Copy each line that has the string "naturales" somewhere in it.

Start Data listing

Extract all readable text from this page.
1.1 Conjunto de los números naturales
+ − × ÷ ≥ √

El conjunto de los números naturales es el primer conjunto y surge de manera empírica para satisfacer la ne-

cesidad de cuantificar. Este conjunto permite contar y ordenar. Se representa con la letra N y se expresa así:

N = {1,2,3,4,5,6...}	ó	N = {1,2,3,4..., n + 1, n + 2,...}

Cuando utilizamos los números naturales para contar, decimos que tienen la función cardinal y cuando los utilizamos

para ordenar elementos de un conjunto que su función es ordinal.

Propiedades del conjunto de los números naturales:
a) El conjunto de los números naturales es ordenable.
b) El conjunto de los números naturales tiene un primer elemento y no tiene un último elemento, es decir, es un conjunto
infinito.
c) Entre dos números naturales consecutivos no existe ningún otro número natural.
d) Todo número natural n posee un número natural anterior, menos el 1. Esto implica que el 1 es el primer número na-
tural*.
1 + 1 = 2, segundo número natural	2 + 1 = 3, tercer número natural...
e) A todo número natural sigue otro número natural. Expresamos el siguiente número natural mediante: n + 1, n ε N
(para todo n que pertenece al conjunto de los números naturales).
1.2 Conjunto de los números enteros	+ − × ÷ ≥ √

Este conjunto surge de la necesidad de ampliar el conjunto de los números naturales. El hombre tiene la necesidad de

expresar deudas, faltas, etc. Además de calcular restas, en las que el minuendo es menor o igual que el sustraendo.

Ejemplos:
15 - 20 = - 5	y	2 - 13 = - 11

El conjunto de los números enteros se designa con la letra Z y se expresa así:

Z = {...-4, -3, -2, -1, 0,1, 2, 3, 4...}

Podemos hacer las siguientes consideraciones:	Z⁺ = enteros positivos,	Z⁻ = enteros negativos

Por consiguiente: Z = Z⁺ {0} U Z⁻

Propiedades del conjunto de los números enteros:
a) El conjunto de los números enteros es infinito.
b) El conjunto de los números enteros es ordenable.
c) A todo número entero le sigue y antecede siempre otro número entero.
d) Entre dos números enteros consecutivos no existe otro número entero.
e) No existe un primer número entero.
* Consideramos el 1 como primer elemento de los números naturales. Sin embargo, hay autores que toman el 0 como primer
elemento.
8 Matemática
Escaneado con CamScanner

End Data listing

• [Exercise output]:
1.1 Conjunto de los números naturales
El conjunto de los números naturales es el primer conjunto y surge de manera empírica para satisfacer la ne-
Cuando utilizamos los números naturales para contar, decimos que tienen la función cardinal y cuando los utilizamos
Propiedades del conjunto de los números naturales:
a) El conjunto de los números naturales es ordenable.
b) El conjunto de los números naturales tiene un primer elemento y no tiene un último elemento, es decir, es un conjunto
c) Entre dos números naturales consecutivos no existe ningún otro número natural.
(para todo n que pertenece al conjunto de los números naturales).
Este conjunto surge de la necesidad de ampliar el conjunto de los números naturales. El hombre tiene la necesidad de
* Consideramos el 1 como primer elemento de los números naturales. Sin embargo, hay autores que toman el 0 como primer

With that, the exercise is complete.